→ EXTRAIT DU TEXTE:
La mise en question, par l'ethnologie, de l'universalité de nos structures de parenté traditionnelles, ainsi que la révolution introduite par la psychanalyse dans la compréhension de la sexualité sont deux facteurs qui influent largement sur la transformation des relations familiales. On se bornera ici à analyser l'impact de l'histoire immédiate et la radicalité du changement de perspective qu'entraîne la société de type industriel et urbain. Les conséquences de la relativité dans le domaine sexuel, telle qu'elle est révélée par l'actuelle évolution de la civilisation, rencontrent de grandes résistances psychologiques, mais elles s'imposent à l'observateur ; elles affectent directement la rencontre quotidienne de l'homme et de la femme ; elles obligent à comprendre d'une façon nouvelle la vie familiale et l'institution du mariage.

À leur tour, ces modes nouveaux de rencontre et la manière différente d'apprécier le poids et le sens des institutions affectent profondément l'ensemble des relations homme-femme. Non seulement les définitions du masculin et du féminin changent de signification, mais, du même coup, leur jonction, dans la vie quotidienne comme dans le mariage, ne peut plus rester la même. Une problématique nouvelle de la famille se dessine.

→ TRAVAIL À FAIRE: Réécris l'extrait sur la famille de « À leur tour, ces » jusqu'à « famille se dessine. », en mettant « fortement » à la place de « profondément ».

→ DONNÉES FOURNIES:
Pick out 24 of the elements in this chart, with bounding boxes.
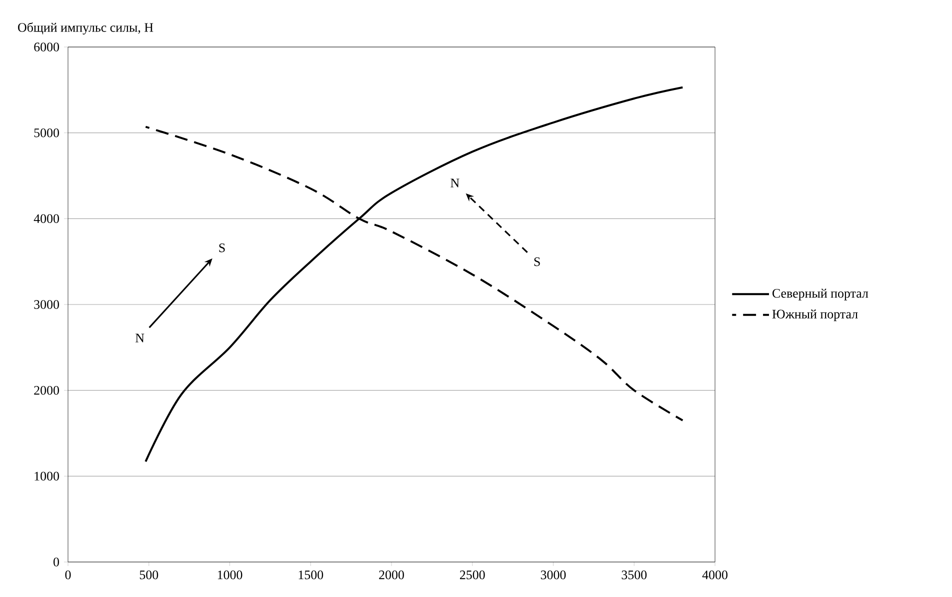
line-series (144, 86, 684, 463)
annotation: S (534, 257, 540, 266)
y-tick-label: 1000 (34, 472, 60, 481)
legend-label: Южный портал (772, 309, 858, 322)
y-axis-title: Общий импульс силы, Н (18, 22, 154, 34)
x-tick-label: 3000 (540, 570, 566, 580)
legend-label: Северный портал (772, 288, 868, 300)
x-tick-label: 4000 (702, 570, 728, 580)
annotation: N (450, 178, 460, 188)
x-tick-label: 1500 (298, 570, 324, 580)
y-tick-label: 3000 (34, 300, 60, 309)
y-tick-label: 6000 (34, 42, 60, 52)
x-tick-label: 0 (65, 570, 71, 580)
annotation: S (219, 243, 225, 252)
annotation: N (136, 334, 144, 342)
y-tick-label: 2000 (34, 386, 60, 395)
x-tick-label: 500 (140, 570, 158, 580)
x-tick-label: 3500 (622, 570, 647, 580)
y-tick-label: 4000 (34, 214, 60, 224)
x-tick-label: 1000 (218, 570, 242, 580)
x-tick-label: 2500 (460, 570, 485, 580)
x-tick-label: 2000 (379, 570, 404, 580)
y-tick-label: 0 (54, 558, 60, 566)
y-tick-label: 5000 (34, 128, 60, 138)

→ RÉPONSE À L'EXERCICE:
À leur tour, ces modes nouveaux de rencontre et la manière différente d'apprécier le poids et le sens des institutions affectent fortement l'ensemble des relations homme-femme. Non seulement les définitions du masculin et du féminin changent de signification, mais, du même coup, leur jonction, dans la vie quotidienne comme dans le mariage, ne peut plus rester la même. Une problématique nouvelle de la famille se dessine.